Work to do
Below is a block of data; give all of it again word for word.

Figure record extracts:
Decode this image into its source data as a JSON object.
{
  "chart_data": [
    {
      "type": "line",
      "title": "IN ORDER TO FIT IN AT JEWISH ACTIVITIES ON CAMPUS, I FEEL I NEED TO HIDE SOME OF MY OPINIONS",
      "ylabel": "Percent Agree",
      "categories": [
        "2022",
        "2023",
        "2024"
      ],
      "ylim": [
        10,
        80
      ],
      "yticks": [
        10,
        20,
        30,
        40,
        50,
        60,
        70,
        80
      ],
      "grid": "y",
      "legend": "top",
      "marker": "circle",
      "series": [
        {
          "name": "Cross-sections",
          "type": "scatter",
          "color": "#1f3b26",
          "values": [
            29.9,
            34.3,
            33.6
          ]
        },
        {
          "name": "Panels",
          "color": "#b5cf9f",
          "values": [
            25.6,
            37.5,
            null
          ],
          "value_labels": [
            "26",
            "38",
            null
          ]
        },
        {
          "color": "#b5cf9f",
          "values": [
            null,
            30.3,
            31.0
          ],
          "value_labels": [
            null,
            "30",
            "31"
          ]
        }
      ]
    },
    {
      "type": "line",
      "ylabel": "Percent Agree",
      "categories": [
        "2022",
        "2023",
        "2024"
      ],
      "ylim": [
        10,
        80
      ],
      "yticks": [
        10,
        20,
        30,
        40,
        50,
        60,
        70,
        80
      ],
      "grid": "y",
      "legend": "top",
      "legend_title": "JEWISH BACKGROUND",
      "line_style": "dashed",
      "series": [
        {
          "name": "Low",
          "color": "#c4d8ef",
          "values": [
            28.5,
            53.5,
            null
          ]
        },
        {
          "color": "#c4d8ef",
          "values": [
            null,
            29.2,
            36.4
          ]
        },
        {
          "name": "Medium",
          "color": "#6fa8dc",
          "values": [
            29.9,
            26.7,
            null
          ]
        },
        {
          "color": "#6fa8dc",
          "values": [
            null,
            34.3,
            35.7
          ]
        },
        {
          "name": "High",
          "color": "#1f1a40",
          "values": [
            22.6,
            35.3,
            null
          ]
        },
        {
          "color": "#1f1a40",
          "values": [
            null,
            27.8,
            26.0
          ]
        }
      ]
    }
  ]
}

Output below
Decode this image into its source data as a JSON object.
{
  "chart_data": [
    {
      "type": "line",
      "title": "IN ORDER TO FIT IN AT JEWISH ACTIVITIES ON CAMPUS, I FEEL I NEED TO HIDE SOME OF MY OPINIONS",
      "ylabel": "Percent Agree",
      "categories": [
        "2022",
        "2023",
        "2024"
      ],
      "ylim": [
        10,
        80
      ],
      "yticks": [
        10,
        20,
        30,
        40,
        50,
        60,
        70,
        80
      ],
      "grid": "y",
      "legend": "top",
      "marker": "circle",
      "series": [
        {
          "name": "Cross-sections",
          "type": "scatter",
          "color": "#1f3b26",
          "values": [
            29.9,
            34.3,
            33.6
          ]
        },
        {
          "name": "Panels",
          "color": "#b5cf9f",
          "values": [
            25.6,
            37.5,
            null
          ],
          "value_labels": [
            "26",
            "38",
            null
          ]
        },
        {
          "color": "#b5cf9f",
          "values": [
            null,
            30.3,
            31.0
          ],
          "value_labels": [
            null,
            "30",
            "31"
          ]
        }
      ]
    },
    {
      "type": "line",
      "ylabel": "Percent Agree",
      "categories": [
        "2022",
        "2023",
        "2024"
      ],
      "ylim": [
        10,
        80
      ],
      "yticks": [
        10,
        20,
        30,
        40,
        50,
        60,
        70,
        80
      ],
      "grid": "y",
      "legend": "top",
      "legend_title": "JEWISH BACKGROUND",
      "line_style": "dashed",
      "series": [
        {
          "name": "Low",
          "color": "#c4d8ef",
          "values": [
            28.5,
            53.5,
            null
          ]
        },
        {
          "color": "#c4d8ef",
          "values": [
            null,
            29.2,
            36.4
          ]
        },
        {
          "name": "Medium",
          "color": "#6fa8dc",
          "values": [
            29.9,
            26.7,
            null
          ]
        },
        {
          "color": "#6fa8dc",
          "values": [
            null,
            34.3,
            35.7
          ]
        },
        {
          "name": "High",
          "color": "#1f1a40",
          "values": [
            22.6,
            35.3,
            null
          ]
        },
        {
          "color": "#1f1a40",
          "values": [
            null,
            27.8,
            26.0
          ]
        }
      ]
    }
  ]
}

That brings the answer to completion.